===== Extracted material =====

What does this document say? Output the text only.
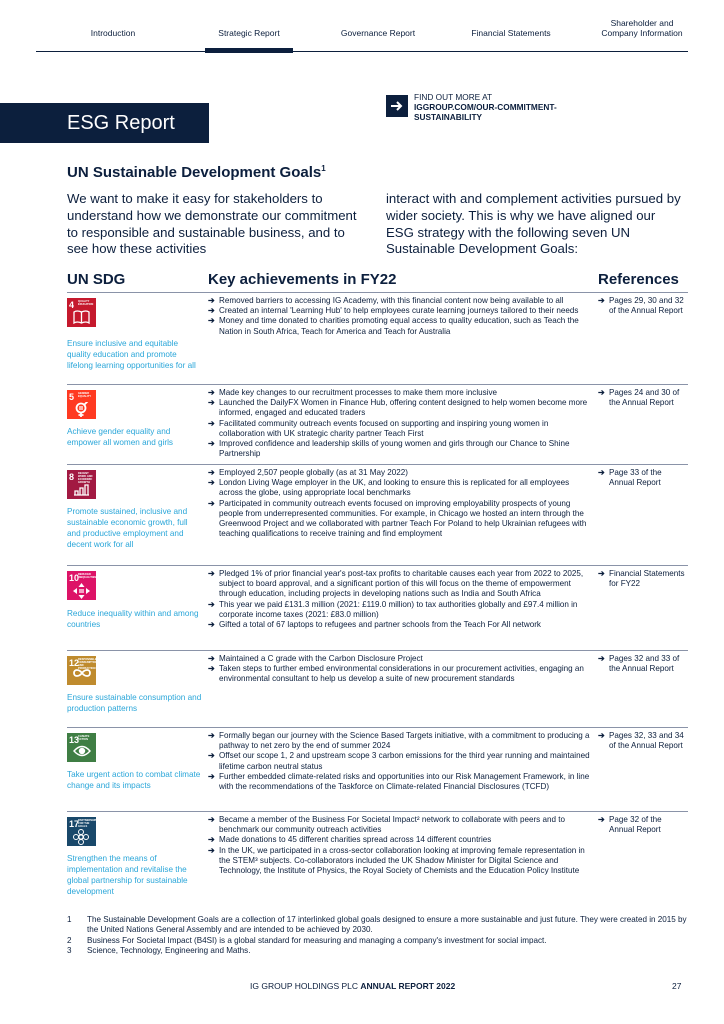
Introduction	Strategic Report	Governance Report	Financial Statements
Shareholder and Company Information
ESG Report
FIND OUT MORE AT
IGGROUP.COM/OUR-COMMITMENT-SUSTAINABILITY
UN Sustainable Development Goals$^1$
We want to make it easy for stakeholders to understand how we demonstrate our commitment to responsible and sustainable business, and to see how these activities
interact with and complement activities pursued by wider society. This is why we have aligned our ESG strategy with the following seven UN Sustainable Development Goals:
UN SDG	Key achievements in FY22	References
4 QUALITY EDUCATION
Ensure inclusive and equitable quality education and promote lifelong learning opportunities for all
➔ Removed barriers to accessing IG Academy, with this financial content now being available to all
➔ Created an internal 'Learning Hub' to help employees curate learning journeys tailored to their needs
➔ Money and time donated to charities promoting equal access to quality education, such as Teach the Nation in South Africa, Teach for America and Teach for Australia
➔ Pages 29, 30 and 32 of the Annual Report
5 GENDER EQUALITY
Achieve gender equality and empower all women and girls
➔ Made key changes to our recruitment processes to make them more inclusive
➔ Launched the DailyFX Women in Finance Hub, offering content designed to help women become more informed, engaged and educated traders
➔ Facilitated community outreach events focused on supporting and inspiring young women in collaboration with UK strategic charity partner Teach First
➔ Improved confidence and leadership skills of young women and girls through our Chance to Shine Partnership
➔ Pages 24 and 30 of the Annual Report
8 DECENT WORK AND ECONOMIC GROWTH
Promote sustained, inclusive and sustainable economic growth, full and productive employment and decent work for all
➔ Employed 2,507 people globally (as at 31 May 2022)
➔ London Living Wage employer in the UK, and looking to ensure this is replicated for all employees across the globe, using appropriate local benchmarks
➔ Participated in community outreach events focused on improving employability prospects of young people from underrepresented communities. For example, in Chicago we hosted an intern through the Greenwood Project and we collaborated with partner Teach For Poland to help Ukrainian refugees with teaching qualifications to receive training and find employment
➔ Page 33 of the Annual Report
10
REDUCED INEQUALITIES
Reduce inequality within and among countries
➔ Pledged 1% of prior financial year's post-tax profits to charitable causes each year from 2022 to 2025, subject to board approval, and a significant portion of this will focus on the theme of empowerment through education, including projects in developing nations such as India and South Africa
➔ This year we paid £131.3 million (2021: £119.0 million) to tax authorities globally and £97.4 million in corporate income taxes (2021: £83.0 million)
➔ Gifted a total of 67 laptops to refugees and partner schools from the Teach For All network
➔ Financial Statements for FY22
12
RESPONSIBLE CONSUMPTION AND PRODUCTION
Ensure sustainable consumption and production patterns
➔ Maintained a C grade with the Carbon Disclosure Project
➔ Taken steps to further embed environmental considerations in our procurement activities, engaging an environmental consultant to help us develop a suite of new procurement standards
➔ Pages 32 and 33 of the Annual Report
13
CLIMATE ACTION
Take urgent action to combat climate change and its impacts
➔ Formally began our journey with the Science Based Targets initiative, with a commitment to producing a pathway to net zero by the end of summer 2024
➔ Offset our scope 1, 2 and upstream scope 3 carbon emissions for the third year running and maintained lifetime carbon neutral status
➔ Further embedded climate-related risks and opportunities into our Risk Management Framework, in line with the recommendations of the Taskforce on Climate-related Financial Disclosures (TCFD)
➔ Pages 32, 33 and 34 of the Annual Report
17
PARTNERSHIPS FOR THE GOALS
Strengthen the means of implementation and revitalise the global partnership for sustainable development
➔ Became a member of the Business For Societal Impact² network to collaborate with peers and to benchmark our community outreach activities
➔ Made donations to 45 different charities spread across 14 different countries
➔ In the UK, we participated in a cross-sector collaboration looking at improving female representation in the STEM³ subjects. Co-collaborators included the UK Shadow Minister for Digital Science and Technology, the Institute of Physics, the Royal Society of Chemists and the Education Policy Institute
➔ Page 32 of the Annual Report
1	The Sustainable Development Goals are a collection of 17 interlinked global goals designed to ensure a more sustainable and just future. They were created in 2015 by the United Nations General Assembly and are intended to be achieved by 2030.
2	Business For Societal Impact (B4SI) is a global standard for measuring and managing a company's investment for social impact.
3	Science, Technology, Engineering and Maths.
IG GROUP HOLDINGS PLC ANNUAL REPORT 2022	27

=====
===== Extracted material =====

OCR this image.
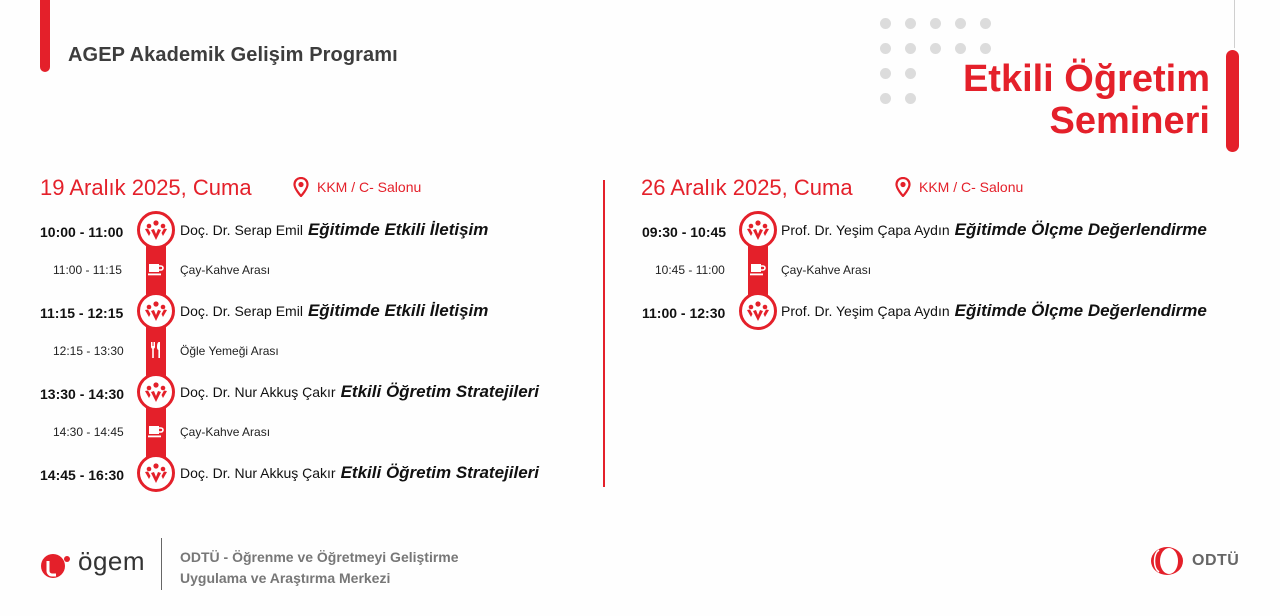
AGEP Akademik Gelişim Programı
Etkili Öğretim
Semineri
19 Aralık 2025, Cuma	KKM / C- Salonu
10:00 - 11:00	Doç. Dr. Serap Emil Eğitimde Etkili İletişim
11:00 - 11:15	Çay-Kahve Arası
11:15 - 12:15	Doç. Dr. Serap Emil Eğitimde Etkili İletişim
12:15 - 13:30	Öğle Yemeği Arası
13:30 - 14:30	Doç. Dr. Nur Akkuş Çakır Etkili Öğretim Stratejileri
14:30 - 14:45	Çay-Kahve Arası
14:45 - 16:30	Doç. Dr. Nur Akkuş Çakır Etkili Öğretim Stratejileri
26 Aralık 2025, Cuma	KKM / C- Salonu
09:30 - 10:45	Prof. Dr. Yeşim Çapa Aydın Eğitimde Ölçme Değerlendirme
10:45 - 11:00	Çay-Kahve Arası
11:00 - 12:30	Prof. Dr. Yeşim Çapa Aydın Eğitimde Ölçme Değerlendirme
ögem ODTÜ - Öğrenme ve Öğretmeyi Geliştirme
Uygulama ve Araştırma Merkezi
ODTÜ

=====

• Exercise directions: Out of the material above, select every line that holds the string "charities".

• Exercise response:
➔ Money and time donated to charities promoting equal access to quality education, such as Teach the Nation in South Africa, Teach for America and Teach for Australia
➔ Made donations to 45 different charities spread across 14 different countries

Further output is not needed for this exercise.